Text passage:
The fight is worth it.

The fight is worth it for many reasons. Firstly, because the world will not change if there is no one to fight for it. But it's worth it, too, because along the way to transforming the world we've had to live in, we transform ourselves. I like to believe that for the better. The anthem of the world left, The International, records a powerful idea in the verses of the chorus. Well united let us make this final fight, a land without masters, the International. It turns out that we don't know when the time for the final fight will be. Engagement in the socialist struggle requires the temper of marathon runners. This resilience favors intense maturation, a sense of responsibility and, more importantly, solidarity as an experience.

Betting on militancy is a shared choice in which we make comrades. What are comrades? Comrades are those who, in the socialist tradition, share a common worldview, egalitarianism, and a practice of voluntary and selfless giving of their time and energy to the victory of fair struggles that pave the way for greater social equality. The socialist worldview is based, first, on the recognition that all human beings have common needs, even if different capabilities, preferences, temperaments and vocations.

Being socialist means an ideological break with the world order. Being a socialist is an adherence to the movement of workers and the oppressed, a commitment to the project of anti-capitalist transformation, and an internationalist aspiration for a world without imperialist domination. In the societies in which we live, being socialist therefore requires a class choice. It does not matter what social class we are born into. What matters is the class with which we unite our destiny.

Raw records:
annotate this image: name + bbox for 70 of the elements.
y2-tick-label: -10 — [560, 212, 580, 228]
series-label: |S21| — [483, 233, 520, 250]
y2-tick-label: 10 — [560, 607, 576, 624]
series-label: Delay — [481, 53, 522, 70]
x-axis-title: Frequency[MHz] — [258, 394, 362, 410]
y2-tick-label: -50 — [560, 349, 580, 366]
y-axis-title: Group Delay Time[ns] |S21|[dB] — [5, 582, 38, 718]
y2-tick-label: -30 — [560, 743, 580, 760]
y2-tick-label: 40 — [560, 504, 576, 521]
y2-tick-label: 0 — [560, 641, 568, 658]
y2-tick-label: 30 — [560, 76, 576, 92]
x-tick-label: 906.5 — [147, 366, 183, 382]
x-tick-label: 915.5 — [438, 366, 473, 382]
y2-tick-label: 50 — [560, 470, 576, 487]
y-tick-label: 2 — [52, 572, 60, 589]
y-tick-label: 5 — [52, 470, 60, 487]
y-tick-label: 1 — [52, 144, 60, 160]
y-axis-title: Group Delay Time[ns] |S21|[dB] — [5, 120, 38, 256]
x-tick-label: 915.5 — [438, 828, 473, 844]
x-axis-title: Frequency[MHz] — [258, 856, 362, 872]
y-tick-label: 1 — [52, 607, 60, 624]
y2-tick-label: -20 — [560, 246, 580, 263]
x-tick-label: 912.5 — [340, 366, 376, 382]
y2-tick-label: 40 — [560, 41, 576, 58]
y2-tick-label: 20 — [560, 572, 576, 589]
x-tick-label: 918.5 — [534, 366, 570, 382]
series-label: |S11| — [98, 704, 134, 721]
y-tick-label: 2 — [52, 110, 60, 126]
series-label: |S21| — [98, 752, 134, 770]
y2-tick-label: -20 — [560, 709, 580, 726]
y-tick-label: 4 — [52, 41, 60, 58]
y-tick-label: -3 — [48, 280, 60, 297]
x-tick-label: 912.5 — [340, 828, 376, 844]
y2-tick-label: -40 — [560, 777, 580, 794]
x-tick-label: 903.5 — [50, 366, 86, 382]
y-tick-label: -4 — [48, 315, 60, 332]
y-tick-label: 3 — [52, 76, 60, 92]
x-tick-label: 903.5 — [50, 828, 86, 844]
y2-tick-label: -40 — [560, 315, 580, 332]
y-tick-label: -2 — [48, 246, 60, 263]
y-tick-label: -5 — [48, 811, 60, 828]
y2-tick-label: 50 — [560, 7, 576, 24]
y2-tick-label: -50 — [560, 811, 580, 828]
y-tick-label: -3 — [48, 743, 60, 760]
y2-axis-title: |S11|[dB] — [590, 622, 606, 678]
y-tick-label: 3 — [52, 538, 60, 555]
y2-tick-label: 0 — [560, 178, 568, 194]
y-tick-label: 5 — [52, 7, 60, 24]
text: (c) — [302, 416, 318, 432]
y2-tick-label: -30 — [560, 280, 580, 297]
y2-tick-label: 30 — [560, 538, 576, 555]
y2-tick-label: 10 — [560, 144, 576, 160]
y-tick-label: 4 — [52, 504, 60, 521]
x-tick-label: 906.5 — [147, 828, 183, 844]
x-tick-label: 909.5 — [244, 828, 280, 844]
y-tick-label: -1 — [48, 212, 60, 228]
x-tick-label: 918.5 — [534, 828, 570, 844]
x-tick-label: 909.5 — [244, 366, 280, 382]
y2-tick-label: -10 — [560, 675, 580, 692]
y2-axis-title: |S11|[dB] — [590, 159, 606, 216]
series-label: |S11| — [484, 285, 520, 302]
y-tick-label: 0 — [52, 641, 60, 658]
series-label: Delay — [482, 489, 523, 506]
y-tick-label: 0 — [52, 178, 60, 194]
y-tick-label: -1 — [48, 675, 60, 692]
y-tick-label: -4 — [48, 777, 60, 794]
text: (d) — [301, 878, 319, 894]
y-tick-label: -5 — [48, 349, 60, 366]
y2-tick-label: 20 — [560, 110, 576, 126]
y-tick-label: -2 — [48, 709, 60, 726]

Actions to take:
1/ According to the passage on socialist militancy, in what four things can human beings differ even though they share common needs?
2/ Transcribe everything in the records from the start down through the line containing "y-tick-label: 5 — [52, 470, 60, 487]", including both ends.

Outputs for the tasks:
1/ Capabilities, preferences, temperaments, and vocations.

2/
annotate this image: name + bbox for 70 of the elements.
y2-tick-label: -10 — [560, 212, 580, 228]
series-label: |S21| — [483, 233, 520, 250]
y2-tick-label: 10 — [560, 607, 576, 624]
series-label: Delay — [481, 53, 522, 70]
x-axis-title: Frequency[MHz] — [258, 394, 362, 410]
y2-tick-label: -50 — [560, 349, 580, 366]
y-axis-title: Group Delay Time[ns] |S21|[dB] — [5, 582, 38, 718]
y2-tick-label: -30 — [560, 743, 580, 760]
y2-tick-label: 40 — [560, 504, 576, 521]
y2-tick-label: 0 — [560, 641, 568, 658]
y2-tick-label: 30 — [560, 76, 576, 92]
x-tick-label: 906.5 — [147, 366, 183, 382]
x-tick-label: 915.5 — [438, 366, 473, 382]
y2-tick-label: 50 — [560, 470, 576, 487]
y-tick-label: 2 — [52, 572, 60, 589]
y-tick-label: 5 — [52, 470, 60, 487]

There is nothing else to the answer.